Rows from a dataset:
- - - - - - -
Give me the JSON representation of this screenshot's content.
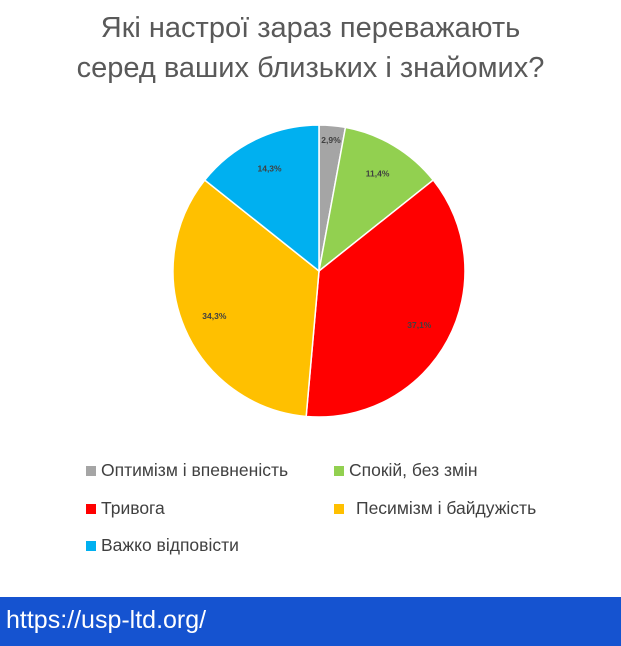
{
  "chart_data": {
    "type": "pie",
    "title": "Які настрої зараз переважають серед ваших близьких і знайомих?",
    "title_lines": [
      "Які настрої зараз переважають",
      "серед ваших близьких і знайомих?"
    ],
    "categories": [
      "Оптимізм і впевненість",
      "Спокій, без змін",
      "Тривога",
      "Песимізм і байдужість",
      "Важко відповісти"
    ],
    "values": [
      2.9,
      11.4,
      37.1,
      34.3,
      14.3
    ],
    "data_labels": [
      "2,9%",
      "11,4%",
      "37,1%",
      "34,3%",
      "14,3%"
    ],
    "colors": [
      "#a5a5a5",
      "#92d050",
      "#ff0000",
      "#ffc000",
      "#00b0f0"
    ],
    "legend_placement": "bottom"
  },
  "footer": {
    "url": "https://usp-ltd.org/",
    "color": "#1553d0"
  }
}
- - - - - - -
§ **Problem details**
Exactly how many lines in the data above contain the word "знайомих"? Respond with the number and nothing more.

§ **Full response**
2